- _Your instructions_
In the data that follows, count each line holding the string "original"; answer with the number only.

━━━ Provided records ━━━

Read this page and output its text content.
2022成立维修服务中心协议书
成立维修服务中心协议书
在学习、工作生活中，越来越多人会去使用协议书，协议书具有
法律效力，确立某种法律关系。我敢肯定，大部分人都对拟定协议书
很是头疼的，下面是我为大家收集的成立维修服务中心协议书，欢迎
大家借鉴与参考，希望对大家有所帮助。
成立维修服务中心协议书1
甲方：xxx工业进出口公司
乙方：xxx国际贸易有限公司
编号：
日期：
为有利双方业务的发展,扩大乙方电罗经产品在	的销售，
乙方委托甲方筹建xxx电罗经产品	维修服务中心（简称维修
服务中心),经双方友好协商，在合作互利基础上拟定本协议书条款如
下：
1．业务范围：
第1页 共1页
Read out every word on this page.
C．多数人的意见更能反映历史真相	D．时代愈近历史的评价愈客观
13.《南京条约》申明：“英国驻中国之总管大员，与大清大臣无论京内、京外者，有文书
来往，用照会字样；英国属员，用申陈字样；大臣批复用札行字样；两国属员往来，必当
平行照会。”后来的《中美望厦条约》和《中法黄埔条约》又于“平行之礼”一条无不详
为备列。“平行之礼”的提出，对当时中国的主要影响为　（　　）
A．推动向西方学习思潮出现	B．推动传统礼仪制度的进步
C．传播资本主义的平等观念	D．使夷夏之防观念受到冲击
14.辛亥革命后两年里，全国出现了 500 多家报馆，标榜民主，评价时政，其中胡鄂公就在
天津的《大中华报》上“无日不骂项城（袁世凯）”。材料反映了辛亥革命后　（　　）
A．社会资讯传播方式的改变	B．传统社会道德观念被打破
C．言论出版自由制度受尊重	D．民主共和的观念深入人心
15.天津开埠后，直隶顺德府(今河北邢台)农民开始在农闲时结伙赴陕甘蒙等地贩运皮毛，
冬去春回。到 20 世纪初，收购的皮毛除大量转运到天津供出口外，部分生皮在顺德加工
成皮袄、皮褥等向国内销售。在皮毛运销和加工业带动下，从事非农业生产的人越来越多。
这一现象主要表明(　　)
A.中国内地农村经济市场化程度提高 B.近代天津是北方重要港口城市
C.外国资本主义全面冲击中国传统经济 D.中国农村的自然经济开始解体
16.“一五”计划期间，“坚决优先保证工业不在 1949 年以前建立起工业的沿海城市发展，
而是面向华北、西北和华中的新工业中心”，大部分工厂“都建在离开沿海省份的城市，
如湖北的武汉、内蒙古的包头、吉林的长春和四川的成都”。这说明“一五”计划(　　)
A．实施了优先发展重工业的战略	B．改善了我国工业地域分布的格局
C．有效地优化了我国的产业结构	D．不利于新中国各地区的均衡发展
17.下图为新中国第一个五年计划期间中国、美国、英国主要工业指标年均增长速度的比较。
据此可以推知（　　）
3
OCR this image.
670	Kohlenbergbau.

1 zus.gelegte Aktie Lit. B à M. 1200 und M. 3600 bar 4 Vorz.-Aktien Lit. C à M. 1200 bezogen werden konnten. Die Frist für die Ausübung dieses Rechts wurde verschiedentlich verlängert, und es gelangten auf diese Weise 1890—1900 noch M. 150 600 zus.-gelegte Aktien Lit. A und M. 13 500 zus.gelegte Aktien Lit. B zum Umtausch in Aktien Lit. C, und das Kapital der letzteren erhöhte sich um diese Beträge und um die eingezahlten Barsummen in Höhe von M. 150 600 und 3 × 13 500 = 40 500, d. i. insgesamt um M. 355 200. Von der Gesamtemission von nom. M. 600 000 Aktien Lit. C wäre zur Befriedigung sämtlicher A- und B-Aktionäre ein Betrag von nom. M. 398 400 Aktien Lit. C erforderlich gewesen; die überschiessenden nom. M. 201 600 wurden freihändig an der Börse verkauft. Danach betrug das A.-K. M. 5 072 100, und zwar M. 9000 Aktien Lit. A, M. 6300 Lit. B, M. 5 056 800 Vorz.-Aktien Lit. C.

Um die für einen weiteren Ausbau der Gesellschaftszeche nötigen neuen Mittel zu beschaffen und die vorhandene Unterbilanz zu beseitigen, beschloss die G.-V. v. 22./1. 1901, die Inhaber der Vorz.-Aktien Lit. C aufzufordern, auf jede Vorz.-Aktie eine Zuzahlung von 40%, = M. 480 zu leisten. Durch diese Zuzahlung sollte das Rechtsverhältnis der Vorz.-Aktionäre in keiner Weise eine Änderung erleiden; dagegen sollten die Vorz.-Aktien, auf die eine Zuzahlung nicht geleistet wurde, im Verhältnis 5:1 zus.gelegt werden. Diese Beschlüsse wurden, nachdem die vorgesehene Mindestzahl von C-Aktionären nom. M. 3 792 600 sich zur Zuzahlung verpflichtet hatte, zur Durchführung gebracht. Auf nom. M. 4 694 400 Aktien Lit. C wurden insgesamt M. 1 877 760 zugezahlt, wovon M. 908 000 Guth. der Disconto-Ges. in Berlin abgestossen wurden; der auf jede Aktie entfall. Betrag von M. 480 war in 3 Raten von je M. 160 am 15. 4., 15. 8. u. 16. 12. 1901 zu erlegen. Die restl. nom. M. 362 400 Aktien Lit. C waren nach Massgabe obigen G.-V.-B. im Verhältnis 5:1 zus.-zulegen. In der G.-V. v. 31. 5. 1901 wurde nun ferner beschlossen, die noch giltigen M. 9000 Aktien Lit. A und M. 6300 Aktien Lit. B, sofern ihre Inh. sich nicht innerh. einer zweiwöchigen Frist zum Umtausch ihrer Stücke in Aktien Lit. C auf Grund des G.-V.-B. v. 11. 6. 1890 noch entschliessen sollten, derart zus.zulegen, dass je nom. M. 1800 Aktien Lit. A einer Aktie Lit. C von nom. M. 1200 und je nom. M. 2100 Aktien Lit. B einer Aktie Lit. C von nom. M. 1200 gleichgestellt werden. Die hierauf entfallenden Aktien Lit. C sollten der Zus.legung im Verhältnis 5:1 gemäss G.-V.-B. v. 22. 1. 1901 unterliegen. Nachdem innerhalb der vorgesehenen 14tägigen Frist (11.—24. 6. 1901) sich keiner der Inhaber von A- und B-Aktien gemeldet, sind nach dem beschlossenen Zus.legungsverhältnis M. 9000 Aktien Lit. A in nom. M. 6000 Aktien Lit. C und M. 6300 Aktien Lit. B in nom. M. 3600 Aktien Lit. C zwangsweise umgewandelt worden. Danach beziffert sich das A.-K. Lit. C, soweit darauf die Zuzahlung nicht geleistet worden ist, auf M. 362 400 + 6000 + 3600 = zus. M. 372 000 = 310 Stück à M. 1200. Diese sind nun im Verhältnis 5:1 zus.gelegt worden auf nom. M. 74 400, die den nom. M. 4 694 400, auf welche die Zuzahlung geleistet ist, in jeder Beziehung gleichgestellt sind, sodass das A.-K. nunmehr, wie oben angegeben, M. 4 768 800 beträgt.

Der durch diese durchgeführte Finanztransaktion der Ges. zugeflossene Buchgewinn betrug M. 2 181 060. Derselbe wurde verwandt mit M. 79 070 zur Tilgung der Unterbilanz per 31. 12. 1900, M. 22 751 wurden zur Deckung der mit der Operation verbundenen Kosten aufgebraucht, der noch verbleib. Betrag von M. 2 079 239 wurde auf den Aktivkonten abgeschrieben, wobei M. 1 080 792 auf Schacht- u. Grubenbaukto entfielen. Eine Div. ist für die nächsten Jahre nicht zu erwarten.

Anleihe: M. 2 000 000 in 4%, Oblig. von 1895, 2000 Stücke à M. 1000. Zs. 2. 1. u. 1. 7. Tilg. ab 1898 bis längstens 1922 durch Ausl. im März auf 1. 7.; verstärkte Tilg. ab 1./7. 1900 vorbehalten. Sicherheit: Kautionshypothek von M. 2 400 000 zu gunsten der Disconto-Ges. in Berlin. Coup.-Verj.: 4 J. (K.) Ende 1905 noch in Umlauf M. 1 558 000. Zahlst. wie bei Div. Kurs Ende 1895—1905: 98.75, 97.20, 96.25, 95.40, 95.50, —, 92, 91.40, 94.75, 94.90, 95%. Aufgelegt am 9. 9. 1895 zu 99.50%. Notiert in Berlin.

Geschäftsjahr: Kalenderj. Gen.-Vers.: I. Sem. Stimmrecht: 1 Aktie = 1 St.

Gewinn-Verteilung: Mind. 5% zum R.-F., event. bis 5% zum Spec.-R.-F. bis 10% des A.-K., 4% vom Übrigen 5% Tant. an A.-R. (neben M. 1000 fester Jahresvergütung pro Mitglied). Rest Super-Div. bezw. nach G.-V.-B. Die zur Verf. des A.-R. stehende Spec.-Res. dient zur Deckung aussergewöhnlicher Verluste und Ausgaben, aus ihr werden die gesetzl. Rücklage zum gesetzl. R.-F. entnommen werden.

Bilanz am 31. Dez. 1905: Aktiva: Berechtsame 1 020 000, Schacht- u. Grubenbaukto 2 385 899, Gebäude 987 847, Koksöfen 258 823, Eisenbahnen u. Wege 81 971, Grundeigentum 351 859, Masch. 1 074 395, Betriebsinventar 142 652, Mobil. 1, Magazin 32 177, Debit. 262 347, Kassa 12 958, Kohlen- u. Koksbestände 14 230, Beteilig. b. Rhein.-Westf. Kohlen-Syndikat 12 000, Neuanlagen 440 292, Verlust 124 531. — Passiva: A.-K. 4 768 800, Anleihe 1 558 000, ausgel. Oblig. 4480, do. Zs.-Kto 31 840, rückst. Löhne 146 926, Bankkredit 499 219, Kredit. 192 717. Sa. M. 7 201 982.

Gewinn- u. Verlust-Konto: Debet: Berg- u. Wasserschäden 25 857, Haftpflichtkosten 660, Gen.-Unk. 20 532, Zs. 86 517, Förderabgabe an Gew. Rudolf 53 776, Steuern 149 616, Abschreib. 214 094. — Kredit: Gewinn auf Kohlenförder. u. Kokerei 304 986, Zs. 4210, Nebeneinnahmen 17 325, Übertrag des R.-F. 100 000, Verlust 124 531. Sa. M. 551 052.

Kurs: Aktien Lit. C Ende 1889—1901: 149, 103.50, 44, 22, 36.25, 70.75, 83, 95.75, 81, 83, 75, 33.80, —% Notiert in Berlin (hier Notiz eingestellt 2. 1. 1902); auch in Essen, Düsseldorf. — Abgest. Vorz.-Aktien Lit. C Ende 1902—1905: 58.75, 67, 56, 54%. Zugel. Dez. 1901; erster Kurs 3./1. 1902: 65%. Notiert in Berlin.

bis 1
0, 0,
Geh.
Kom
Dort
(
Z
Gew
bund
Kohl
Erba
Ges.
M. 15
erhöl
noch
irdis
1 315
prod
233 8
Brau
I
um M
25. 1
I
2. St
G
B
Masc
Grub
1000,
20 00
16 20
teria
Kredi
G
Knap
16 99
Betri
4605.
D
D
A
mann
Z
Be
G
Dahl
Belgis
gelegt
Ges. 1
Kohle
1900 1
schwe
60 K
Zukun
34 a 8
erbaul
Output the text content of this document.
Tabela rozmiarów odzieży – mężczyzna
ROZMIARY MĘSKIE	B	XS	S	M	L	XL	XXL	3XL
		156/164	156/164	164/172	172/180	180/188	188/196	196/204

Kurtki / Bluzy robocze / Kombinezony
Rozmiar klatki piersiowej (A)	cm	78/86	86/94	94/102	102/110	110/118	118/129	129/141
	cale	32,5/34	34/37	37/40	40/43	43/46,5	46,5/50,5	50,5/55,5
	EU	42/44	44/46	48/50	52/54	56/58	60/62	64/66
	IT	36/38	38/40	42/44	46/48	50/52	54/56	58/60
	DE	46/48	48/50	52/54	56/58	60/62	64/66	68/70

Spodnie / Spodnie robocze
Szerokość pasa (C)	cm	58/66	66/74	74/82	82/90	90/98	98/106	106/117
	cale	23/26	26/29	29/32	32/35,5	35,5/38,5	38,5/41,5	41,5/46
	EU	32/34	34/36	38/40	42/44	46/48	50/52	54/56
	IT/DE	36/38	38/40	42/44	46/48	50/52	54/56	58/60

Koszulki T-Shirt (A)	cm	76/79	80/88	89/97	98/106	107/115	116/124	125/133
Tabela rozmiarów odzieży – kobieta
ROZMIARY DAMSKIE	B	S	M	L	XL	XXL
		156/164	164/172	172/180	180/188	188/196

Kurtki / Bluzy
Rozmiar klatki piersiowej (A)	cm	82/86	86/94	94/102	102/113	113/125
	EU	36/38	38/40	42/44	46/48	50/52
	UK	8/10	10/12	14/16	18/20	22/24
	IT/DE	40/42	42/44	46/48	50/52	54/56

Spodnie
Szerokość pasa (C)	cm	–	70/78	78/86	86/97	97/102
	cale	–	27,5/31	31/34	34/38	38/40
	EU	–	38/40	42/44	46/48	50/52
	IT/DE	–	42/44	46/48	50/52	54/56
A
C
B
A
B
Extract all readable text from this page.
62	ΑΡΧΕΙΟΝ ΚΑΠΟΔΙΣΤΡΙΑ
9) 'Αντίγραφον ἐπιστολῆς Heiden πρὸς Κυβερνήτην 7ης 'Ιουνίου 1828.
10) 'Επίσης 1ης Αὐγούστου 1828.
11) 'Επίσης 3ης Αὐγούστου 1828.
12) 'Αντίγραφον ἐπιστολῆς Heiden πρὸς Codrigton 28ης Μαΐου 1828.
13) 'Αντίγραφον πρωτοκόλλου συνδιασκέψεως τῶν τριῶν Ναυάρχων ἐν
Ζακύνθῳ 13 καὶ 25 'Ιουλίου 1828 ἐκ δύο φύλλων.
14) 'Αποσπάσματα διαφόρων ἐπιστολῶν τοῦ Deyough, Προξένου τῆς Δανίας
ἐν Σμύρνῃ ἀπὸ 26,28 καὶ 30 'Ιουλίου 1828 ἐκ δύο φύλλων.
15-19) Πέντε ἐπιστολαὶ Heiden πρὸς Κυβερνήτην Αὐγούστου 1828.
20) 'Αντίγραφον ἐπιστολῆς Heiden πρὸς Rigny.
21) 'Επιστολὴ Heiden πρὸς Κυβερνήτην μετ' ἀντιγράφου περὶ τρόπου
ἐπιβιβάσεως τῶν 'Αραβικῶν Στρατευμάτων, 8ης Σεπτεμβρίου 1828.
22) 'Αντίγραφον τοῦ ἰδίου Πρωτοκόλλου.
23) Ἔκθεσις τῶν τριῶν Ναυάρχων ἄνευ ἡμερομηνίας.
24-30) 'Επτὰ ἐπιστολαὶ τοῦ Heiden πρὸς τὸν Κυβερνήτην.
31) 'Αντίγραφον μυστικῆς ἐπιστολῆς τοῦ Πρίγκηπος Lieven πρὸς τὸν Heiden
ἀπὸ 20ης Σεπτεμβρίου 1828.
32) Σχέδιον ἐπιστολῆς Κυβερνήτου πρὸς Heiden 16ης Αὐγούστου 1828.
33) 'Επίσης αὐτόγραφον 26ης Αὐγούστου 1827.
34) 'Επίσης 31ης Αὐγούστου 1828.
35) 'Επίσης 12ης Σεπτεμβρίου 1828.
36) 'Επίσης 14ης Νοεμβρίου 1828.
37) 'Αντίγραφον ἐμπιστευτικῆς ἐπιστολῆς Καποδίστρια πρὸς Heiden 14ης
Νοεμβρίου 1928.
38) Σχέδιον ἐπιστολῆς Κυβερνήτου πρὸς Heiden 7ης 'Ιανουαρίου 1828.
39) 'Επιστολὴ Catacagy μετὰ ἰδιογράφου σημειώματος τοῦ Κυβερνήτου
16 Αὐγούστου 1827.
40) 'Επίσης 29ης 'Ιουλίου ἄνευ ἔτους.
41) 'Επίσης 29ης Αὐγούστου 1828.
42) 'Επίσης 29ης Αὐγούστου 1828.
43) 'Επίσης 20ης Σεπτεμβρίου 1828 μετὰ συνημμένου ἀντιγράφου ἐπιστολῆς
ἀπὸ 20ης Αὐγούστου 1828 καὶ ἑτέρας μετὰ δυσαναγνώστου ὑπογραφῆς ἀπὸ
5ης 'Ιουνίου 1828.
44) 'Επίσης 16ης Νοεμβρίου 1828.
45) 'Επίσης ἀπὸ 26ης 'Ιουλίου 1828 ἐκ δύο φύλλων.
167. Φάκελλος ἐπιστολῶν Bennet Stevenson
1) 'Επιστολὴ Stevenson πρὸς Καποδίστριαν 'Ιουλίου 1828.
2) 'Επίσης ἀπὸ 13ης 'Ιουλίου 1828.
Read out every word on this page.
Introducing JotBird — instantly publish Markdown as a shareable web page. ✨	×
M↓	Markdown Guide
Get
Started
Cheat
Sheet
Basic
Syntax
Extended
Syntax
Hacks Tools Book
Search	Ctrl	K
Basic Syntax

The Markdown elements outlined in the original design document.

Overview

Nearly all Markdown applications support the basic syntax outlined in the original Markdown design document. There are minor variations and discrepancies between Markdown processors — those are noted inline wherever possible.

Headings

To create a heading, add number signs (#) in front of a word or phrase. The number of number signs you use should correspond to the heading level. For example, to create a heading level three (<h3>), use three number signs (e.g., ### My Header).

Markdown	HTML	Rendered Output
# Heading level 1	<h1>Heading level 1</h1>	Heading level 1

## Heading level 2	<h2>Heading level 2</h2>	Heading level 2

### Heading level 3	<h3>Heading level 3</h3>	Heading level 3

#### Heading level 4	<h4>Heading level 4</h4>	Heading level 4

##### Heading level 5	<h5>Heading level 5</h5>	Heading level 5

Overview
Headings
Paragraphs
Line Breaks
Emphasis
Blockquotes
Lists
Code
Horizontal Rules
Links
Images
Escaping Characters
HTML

━━━

- _Solution below_
2